▶ **Problem requirements**: What is the number of lines containing "screenshot"? Give only that number.

——

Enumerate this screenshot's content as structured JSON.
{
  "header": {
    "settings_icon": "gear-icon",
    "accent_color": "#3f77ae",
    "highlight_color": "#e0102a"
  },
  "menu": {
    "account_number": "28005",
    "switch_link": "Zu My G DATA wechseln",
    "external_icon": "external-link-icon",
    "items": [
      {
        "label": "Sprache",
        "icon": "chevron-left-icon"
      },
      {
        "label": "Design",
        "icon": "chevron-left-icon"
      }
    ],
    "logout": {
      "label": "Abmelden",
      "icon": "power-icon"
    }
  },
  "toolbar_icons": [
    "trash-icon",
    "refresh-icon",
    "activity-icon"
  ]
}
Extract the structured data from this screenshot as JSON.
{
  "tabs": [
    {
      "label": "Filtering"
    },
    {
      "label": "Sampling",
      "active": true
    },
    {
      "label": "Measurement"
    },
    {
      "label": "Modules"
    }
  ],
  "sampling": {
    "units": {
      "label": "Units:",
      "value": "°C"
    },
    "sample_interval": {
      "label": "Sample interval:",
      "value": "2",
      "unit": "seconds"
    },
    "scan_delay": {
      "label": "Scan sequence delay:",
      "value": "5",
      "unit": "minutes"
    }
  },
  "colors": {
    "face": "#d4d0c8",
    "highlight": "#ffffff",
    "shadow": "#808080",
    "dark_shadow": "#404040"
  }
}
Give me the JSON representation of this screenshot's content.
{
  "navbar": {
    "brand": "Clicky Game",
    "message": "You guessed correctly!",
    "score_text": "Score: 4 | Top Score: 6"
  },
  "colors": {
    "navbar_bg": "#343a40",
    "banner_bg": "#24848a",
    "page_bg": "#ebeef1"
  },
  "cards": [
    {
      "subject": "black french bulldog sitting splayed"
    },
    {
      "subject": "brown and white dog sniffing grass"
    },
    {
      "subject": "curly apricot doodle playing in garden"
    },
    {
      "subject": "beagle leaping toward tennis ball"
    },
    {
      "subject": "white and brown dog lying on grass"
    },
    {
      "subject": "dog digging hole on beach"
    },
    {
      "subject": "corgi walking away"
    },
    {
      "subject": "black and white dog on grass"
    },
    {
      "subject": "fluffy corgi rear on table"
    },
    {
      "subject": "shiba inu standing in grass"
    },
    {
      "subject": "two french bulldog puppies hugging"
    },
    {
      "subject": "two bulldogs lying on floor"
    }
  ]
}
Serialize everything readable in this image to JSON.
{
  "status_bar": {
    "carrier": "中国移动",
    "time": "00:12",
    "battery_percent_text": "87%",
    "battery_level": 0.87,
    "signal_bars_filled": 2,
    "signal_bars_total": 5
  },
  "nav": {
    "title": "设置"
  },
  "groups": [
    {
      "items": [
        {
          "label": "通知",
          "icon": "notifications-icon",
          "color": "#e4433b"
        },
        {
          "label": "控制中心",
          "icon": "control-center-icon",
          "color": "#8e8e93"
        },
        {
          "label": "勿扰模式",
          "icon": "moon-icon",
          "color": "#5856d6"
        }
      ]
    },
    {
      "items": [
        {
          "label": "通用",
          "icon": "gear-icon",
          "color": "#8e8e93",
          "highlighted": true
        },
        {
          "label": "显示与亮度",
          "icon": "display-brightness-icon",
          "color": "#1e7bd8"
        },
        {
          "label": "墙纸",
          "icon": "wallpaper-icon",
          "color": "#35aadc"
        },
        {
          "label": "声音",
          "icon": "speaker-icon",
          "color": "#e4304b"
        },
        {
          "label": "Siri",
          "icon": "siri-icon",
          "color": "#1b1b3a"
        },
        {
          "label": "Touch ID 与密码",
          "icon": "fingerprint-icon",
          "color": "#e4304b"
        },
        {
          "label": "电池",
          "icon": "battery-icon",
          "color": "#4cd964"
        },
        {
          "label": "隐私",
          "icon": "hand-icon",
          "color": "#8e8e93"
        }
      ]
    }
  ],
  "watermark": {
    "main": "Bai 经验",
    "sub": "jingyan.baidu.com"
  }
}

——

▶ **Solution to this problem**: 3